◆ **Records for processing**
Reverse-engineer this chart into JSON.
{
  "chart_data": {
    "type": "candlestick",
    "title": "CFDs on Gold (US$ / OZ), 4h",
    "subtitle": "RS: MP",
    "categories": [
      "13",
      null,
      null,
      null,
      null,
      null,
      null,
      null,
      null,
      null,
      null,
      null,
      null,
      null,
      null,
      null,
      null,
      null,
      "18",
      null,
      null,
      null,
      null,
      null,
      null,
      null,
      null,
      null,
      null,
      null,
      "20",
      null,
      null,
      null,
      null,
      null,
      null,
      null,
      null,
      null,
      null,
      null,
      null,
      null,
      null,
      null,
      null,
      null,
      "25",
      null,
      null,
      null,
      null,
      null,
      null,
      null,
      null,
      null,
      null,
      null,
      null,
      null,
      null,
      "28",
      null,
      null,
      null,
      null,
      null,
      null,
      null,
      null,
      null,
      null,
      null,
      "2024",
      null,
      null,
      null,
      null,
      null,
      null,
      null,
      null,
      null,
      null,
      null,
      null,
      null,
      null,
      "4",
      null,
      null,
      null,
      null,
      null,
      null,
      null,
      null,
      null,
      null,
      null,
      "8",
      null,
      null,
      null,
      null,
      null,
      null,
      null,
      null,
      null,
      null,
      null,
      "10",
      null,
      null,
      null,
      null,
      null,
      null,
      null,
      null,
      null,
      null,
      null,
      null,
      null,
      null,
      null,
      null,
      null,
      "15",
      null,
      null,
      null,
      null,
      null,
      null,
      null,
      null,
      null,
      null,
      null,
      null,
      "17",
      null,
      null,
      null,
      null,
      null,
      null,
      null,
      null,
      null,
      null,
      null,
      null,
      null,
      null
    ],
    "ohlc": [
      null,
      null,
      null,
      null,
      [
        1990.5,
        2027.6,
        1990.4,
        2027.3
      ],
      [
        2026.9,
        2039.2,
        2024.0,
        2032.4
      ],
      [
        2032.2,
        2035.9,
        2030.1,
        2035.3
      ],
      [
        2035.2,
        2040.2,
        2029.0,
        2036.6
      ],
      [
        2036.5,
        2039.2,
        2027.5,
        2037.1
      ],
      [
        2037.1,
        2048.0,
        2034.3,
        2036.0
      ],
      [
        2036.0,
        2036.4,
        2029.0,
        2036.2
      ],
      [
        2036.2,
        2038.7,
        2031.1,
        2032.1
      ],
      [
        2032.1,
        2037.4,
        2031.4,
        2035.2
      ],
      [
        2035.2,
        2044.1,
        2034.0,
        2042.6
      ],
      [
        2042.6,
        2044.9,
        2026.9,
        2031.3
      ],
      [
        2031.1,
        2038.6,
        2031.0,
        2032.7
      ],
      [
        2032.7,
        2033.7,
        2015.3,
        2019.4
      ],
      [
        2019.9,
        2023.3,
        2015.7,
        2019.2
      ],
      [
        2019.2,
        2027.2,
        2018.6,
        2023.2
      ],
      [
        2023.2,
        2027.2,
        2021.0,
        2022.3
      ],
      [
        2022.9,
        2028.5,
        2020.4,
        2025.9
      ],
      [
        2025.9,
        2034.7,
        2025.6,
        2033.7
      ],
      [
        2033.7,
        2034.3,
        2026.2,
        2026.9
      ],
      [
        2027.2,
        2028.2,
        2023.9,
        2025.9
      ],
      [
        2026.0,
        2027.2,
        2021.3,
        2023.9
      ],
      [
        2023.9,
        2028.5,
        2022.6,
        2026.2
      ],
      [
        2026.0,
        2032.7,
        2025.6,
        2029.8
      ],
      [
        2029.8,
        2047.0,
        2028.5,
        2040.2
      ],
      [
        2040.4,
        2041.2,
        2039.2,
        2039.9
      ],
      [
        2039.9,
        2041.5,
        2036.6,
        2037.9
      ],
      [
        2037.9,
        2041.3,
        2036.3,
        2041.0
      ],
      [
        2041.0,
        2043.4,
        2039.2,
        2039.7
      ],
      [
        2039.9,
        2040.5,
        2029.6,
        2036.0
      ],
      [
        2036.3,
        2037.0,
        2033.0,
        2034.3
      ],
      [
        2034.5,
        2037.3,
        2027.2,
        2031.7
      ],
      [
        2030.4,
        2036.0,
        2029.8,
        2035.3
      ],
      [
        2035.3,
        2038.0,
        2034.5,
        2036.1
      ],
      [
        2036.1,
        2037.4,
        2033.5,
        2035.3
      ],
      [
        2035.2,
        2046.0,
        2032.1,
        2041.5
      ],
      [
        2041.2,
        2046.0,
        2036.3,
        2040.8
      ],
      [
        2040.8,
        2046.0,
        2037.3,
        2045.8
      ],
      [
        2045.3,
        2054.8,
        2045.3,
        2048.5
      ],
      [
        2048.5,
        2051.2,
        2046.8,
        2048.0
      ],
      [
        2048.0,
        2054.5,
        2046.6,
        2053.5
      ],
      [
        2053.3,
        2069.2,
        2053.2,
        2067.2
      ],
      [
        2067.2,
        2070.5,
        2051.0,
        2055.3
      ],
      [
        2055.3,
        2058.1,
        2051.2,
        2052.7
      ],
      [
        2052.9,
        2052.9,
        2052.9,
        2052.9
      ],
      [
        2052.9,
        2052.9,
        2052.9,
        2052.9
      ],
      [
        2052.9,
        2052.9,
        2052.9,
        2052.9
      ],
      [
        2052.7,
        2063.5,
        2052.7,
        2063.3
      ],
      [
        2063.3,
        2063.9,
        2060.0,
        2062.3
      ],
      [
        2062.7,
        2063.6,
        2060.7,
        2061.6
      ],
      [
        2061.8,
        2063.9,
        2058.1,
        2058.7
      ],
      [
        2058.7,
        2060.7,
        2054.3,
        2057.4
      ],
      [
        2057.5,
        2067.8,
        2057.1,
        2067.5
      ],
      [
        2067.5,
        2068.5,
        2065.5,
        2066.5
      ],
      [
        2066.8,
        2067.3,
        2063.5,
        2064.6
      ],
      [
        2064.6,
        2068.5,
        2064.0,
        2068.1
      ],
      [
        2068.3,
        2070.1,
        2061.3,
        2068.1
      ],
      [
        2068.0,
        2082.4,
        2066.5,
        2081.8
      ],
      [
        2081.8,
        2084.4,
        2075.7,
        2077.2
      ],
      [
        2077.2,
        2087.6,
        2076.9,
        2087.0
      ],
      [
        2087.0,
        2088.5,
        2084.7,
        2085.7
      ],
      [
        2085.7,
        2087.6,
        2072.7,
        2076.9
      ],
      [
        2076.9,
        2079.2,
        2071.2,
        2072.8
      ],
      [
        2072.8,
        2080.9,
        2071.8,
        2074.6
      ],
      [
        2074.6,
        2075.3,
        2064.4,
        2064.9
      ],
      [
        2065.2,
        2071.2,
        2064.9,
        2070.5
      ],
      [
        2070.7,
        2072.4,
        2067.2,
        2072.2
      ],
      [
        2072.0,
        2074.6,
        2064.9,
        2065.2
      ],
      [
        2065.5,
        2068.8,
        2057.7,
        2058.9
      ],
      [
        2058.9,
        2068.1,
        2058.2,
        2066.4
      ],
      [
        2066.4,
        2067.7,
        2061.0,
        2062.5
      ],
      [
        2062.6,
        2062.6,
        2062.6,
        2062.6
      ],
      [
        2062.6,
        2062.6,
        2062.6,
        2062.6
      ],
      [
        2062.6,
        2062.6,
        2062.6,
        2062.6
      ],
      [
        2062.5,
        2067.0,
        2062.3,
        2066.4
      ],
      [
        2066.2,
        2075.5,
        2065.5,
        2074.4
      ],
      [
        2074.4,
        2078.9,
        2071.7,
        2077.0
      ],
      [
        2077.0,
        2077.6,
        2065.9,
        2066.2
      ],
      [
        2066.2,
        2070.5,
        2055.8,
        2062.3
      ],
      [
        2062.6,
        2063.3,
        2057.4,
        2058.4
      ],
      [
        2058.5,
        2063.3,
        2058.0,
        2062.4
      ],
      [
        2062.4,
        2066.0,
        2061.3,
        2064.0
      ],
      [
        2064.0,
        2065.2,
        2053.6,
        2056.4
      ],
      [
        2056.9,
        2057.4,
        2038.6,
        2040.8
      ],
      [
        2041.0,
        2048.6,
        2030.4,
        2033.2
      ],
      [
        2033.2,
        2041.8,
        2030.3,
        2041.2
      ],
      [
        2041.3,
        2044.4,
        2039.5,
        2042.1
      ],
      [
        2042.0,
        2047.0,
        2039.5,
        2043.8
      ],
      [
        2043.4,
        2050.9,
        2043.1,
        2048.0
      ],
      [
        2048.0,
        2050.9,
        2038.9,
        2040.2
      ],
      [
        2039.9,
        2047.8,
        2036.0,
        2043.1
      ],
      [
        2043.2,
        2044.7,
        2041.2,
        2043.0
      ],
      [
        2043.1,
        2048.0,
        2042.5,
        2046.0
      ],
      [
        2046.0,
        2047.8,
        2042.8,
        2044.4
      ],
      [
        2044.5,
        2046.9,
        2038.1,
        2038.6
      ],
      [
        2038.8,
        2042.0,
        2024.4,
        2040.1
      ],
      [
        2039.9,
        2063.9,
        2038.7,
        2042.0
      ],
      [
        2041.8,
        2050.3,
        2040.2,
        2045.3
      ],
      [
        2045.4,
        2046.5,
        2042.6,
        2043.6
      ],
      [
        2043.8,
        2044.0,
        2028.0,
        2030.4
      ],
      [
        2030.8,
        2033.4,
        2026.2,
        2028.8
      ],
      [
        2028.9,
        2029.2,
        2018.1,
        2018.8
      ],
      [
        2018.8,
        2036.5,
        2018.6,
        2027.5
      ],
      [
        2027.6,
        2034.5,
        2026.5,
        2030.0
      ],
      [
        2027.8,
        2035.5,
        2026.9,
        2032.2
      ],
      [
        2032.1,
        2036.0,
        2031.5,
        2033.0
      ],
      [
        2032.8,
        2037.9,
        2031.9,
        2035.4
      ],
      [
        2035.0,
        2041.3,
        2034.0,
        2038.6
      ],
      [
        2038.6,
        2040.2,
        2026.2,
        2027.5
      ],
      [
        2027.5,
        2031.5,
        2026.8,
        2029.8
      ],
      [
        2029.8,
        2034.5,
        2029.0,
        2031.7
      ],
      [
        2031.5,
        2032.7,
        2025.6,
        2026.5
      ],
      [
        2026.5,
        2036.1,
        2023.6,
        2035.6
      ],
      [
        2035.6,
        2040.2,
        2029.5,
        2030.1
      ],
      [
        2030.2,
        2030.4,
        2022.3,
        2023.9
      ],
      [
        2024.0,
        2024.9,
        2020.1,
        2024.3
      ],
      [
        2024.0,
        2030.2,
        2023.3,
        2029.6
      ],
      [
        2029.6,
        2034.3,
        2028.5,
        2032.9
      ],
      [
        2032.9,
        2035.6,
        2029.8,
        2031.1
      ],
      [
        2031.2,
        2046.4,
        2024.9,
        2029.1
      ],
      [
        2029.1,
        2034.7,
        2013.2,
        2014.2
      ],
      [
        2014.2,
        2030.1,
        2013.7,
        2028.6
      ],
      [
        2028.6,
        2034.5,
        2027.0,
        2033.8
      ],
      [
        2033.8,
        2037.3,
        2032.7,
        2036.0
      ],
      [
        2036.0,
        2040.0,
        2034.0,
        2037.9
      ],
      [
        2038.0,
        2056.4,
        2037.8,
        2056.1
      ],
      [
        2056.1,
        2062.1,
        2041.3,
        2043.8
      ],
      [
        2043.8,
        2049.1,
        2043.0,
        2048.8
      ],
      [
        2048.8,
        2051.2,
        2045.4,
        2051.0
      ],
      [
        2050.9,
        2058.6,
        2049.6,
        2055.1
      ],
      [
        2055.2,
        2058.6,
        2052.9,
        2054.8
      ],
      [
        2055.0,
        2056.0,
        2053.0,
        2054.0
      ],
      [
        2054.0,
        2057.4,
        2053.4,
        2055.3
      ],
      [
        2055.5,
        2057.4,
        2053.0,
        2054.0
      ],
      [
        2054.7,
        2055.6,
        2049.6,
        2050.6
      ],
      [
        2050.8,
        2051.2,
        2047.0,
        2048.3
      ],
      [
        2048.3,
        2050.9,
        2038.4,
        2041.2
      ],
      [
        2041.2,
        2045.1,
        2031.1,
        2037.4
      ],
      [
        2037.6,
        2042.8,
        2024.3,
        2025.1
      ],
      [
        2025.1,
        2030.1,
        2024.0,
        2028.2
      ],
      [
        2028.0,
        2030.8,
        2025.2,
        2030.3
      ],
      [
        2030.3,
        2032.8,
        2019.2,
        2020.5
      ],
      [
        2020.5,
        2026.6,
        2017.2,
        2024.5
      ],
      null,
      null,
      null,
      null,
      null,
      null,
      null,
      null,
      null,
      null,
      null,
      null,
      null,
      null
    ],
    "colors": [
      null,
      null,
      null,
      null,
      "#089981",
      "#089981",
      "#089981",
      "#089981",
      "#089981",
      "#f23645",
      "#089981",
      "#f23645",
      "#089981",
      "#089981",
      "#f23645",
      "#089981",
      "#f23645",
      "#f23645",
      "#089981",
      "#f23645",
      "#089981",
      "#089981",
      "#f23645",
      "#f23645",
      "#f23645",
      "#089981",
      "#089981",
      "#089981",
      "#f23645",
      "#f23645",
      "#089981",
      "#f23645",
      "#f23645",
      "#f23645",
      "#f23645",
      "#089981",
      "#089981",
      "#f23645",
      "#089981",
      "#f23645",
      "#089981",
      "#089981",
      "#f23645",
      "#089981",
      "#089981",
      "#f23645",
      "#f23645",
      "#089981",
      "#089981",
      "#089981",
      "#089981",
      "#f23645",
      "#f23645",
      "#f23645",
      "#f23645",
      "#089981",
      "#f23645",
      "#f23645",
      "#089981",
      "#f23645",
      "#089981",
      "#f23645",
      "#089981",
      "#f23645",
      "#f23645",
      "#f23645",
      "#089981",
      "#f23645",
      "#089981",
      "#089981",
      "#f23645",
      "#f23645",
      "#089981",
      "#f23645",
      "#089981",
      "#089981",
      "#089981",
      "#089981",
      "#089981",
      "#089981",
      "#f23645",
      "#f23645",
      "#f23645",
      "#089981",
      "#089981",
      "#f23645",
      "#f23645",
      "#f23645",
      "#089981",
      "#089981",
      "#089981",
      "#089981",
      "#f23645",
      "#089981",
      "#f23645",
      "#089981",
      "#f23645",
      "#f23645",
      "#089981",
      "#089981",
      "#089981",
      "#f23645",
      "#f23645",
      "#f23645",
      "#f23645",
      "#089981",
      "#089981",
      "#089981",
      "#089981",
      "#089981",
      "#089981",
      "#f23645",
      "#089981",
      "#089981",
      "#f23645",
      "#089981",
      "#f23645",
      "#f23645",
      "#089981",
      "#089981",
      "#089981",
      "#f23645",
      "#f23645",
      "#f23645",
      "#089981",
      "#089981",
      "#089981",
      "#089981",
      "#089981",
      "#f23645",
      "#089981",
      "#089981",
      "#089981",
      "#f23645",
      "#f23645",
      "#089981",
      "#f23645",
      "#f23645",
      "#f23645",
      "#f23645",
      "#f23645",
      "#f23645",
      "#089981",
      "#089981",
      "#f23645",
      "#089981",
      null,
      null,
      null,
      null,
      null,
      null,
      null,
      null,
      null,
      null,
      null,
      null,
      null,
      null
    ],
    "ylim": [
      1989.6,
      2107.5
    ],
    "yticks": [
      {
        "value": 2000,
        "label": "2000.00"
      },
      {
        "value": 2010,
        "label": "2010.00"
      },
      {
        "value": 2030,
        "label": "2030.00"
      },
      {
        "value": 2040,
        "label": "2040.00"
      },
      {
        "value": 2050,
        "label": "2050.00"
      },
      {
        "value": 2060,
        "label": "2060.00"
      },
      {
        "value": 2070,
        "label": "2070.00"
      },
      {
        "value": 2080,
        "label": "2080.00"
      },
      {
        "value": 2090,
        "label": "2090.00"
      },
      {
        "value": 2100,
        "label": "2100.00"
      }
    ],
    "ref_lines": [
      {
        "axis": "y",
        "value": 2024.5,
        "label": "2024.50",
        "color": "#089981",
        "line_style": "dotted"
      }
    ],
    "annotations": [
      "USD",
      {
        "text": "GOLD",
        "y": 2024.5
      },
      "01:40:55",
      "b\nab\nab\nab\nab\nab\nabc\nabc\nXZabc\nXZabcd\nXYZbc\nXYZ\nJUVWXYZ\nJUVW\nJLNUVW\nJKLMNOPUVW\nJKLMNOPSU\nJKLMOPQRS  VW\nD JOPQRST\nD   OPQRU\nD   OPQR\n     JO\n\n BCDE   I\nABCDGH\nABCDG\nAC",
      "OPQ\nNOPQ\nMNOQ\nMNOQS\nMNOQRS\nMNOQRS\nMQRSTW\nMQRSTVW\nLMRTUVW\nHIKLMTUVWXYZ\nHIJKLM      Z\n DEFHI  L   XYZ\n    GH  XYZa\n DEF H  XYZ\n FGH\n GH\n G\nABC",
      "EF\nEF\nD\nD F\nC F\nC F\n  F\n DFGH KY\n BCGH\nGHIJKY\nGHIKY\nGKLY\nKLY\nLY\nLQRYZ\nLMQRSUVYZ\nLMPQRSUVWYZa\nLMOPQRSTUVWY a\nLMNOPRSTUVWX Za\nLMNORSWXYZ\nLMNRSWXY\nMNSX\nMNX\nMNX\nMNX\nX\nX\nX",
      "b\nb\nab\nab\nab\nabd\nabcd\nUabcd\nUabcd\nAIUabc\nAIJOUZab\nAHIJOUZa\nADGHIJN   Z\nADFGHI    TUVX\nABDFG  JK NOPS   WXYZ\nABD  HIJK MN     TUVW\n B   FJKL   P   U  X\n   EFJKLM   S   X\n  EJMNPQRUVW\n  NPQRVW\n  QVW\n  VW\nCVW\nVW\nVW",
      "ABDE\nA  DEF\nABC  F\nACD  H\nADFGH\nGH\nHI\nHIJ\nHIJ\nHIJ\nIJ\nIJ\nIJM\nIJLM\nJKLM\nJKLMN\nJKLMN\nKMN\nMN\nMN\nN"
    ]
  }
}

◆ **Objective**
Show the lines of the data that hold the word "label".

◆ **Task solution**
        "label": "2000.00"
        "label": "2010.00"
        "label": "2030.00"
        "label": "2040.00"
        "label": "2050.00"
        "label": "2060.00"
        "label": "2070.00"
        "label": "2080.00"
        "label": "2090.00"
        "label": "2100.00"
        "label": "2024.50",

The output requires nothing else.